> _Stated goal_: Select each line where the word "heading" appears.
━━━━━ Materials provided
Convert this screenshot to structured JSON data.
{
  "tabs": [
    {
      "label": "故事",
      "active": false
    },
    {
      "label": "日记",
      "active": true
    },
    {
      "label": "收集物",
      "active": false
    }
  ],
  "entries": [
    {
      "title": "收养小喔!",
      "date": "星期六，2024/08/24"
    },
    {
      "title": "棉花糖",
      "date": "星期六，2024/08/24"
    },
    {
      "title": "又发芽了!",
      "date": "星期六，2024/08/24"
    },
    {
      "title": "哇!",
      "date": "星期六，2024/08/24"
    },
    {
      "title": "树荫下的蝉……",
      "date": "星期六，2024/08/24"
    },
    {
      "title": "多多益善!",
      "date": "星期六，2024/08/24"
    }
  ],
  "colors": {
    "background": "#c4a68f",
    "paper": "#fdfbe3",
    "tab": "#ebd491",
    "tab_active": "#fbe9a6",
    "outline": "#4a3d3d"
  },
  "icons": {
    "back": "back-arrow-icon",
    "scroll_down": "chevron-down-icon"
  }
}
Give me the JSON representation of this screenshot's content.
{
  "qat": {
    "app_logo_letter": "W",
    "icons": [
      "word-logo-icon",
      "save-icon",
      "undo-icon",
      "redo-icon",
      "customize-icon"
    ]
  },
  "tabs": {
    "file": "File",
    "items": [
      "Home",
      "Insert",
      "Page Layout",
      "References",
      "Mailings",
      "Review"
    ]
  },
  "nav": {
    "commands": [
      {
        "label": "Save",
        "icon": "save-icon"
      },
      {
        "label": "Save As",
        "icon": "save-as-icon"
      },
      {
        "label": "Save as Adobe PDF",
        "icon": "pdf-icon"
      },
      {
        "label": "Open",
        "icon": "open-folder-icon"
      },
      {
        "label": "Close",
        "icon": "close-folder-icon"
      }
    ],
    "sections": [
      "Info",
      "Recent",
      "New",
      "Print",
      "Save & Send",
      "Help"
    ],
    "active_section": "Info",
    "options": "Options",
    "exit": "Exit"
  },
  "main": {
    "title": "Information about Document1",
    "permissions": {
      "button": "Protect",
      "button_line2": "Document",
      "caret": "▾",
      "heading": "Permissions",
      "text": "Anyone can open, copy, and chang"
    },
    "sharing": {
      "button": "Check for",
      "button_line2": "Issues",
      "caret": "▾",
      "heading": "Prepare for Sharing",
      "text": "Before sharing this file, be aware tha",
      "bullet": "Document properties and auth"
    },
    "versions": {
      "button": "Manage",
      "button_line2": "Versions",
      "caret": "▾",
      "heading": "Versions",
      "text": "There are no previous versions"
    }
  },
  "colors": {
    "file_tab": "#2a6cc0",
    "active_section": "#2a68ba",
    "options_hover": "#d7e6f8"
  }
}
━━━━━━━━━━
> _Exercise response_:
      "heading": "Permissions",
      "heading": "Prepare for Sharing",
      "heading": "Versions",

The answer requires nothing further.